:: PAGE
Telles sont les solutions retenues par la Chambre criminelle de la Cour de cassation dans un arrêt rendu le 16 octobre 2018 (Cass. crim., 16 octobre 2018, n° 16-84.436, FS-P+B N° Lexbase : A9883YG7 ; v. également dans cette même affaire : Cass. crim., 19 janvier 2010, n° 09-84.818, F-P+F N° Lexbase : A4845EQI dans lequel la Chambre criminelle a approuvé la décision de la chambre de l’instruction d’annuler les mandats d’arrêt délivrés à l’encontre du premier ministre et du ministre des forces armées en fonction au moment des faits, au motif que le navire ayant fait naufrage avait été mis en service pour permettre le désenclavement d’une région de cet Etat, qu’il assurait une mission de service public non commercial, qu’il était armé par un équipage militaire et avait le statut de navire militaire).

 

Dans cette affaire, à la suite du naufrage survenu le 26 septembre 2002, du navire «Le Joola», battant pavillon sénégalais, ayant fait au moins 1 863 victimes, parmi lesquelles plusieurs ressortissants français, une information a été ouverte par le procureur des chefs d’homicides et blessures involontaires par violation manifestement délibérée d’une obligation particulière de sécurité ou de prudence et défaut d’assistance à personne en péril. Les juges d’instruction ont constaté que, s’il existait des charges suffisantes contre les personnes mises en examen, une immunité de juridiction faisait obstacle à tout acte de poursuite. Dès lors, ils ont prononcé un non-lieu à suivre. Les parties civiles ont interjeté appel de cette décision.

 

La chambre de l’instruction a confirmé cette ordonnance, pour les mêmes motifs. Les juges ont par ailleurs retenu que la coutume internationale, qui s'oppose à la poursuite des Etats devant les juridictions pénales d'un Etat étranger, s'étend aux organes et entités qui constituent l'émanation de l'Etat ainsi qu'à leurs agents en raison d'actes relevant de la souveraineté de l'Etat concerné (v. aussi, dans l’affaire du naufrage de l’Erika : Cass. crim., 23 novembre 2004, n° 04-84.265, FS-P+F N° Lexbase : A1384DEY). Selon la chambre, le fait de décider d'assurer une liaison maritime entre Ziguinchor et Dakar, dans le but de désenclaver la région Casamance, de confier cette liaison au ministère des forces armées, malgré la demande du ministère des transports et de l'équipement, et de faire protéger cette liaison par des forces militaires en raison des révoltes armées existantes constitue un acte de puissance publique et non pas un acte de gestion, quand bien même la prestation de transport des personnes et des marchandises était une prestation payante et le navire avait les caractéristiques physiques d'un navire marchand.

 

Les juges en ont déduit que l’Etat sénégalais assurait ainsi une mission de service public non commercial qui n’aurait pu exister sans son intervention et ne réalisait donc pas en assurant cette liaison des actes de commerce au même titre qu'un simple particulier. En conséquence, le fait que de nombreuses et graves violations tant des règles internationales sur la navigation et la sécurité en mer que du code sénégalais de la marine marchande, qui ont été relevées par les experts, n'est pas de nature à priver d'effet l'immunité de juridiction.
::::
▶ _CONSIGNE_: Recopiez à l'identique le passage de l'arrêt sur le naufrage du Joola qui va de « Les juges en » à « l'immunité de juridiction. ». Le matériau ci-dessous n'intervient en rien ici.
:: EXTRAITS DE DONNÉES
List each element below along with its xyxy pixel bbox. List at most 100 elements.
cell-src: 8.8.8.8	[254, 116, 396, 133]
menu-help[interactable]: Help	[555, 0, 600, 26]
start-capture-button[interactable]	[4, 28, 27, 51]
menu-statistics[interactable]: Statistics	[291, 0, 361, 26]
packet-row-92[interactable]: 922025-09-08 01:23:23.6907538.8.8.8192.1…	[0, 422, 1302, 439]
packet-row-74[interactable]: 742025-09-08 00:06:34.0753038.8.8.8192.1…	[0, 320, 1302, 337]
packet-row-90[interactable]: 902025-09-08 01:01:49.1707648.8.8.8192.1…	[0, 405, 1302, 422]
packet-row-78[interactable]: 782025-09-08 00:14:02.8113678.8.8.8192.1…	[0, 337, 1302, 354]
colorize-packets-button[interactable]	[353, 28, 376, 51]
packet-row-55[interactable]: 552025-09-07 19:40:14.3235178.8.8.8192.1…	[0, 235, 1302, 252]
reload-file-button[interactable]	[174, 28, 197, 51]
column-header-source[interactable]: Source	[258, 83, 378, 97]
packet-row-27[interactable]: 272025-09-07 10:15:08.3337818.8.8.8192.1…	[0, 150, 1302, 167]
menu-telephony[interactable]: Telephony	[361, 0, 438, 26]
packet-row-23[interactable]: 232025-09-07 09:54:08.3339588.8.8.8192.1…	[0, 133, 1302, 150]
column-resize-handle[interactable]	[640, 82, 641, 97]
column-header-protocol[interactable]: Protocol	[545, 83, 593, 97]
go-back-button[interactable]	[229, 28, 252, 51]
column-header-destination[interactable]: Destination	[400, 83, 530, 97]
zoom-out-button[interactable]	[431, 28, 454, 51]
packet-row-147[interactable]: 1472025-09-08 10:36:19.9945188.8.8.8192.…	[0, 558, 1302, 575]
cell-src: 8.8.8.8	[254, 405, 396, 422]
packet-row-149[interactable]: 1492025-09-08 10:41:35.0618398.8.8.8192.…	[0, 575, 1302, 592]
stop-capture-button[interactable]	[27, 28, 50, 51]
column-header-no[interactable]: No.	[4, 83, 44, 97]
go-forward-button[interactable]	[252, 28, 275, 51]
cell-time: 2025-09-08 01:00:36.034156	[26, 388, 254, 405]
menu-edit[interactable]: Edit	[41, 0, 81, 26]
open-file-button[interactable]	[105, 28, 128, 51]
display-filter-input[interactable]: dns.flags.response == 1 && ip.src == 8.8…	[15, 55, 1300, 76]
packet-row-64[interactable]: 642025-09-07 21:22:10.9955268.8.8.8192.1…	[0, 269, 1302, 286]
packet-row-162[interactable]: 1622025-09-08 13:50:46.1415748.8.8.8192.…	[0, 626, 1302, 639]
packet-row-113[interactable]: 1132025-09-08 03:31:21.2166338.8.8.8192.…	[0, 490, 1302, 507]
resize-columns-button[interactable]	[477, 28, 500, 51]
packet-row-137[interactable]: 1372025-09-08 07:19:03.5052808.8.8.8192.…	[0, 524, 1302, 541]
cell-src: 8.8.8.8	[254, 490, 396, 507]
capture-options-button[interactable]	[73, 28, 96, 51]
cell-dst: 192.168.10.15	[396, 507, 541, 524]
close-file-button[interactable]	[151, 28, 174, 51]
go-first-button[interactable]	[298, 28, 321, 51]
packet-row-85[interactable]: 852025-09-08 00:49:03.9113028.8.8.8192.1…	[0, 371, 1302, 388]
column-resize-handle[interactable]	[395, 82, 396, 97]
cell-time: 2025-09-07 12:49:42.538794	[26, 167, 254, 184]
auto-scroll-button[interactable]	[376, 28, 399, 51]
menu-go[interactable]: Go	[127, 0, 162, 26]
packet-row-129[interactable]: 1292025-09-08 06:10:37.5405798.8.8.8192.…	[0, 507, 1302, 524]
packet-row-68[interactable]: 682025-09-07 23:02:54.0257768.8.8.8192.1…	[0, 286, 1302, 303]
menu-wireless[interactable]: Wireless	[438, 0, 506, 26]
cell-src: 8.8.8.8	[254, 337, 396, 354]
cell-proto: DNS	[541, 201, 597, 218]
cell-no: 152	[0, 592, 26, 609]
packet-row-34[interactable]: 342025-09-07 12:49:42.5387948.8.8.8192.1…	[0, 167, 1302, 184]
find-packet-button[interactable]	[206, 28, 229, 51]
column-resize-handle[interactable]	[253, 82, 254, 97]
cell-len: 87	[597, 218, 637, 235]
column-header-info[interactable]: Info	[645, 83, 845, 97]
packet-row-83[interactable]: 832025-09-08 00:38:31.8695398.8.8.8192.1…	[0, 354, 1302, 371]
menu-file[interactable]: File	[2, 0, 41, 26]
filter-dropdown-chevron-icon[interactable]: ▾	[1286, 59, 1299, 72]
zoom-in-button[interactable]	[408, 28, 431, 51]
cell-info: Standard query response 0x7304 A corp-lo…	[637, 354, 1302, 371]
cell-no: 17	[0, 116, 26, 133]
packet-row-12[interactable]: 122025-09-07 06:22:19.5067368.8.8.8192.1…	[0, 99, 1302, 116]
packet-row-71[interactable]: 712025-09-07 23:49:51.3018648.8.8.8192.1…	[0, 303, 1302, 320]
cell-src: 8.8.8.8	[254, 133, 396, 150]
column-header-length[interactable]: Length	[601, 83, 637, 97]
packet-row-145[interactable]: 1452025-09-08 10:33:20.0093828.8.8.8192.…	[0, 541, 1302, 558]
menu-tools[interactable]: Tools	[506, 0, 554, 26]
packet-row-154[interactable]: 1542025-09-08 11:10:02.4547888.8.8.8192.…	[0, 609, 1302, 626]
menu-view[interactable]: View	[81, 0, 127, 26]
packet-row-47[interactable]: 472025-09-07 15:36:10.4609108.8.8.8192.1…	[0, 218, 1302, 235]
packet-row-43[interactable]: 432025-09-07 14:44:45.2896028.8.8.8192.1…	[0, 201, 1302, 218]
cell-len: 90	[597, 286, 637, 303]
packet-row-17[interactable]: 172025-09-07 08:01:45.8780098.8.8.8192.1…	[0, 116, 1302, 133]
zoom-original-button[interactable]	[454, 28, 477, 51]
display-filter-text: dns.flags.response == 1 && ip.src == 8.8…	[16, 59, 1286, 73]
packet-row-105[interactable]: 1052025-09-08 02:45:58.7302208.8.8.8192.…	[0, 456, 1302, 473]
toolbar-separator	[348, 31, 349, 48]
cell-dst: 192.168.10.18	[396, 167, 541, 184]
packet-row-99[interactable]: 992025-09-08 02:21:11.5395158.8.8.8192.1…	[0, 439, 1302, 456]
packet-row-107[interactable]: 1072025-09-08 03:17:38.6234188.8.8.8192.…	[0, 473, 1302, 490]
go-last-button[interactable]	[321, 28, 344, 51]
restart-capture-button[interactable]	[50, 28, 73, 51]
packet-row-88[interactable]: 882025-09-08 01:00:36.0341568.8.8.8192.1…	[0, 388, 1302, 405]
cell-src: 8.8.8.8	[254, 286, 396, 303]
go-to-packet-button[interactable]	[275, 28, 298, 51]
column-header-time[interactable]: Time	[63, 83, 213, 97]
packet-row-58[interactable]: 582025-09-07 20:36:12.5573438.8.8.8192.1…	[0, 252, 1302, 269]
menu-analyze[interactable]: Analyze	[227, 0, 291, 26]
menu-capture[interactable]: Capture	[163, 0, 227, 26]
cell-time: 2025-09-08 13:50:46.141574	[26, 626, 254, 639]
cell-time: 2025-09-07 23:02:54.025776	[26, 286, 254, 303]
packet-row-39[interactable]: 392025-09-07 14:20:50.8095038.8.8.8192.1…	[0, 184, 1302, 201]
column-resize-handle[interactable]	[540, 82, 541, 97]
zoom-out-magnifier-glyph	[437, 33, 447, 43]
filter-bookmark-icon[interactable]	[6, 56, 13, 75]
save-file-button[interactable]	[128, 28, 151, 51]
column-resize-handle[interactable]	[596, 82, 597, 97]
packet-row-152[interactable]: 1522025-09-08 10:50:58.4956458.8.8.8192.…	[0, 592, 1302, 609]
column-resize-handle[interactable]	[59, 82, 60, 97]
::::
▶ _CORRIGÉ_:
Les juges en ont déduit que l’Etat sénégalais assurait ainsi une mission de service public non commercial qui n’aurait pu exister sans son intervention et ne réalisait donc pas en assurant cette liaison des actes de commerce au même titre qu'un simple particulier. En conséquence, le fait que de nombreuses et graves violations tant des règles internationales sur la navigation et la sécurité en mer que du code sénégalais de la marine marchande, qui ont été relevées par les experts, n'est pas de nature à priver d'effet l'immunité de juridiction.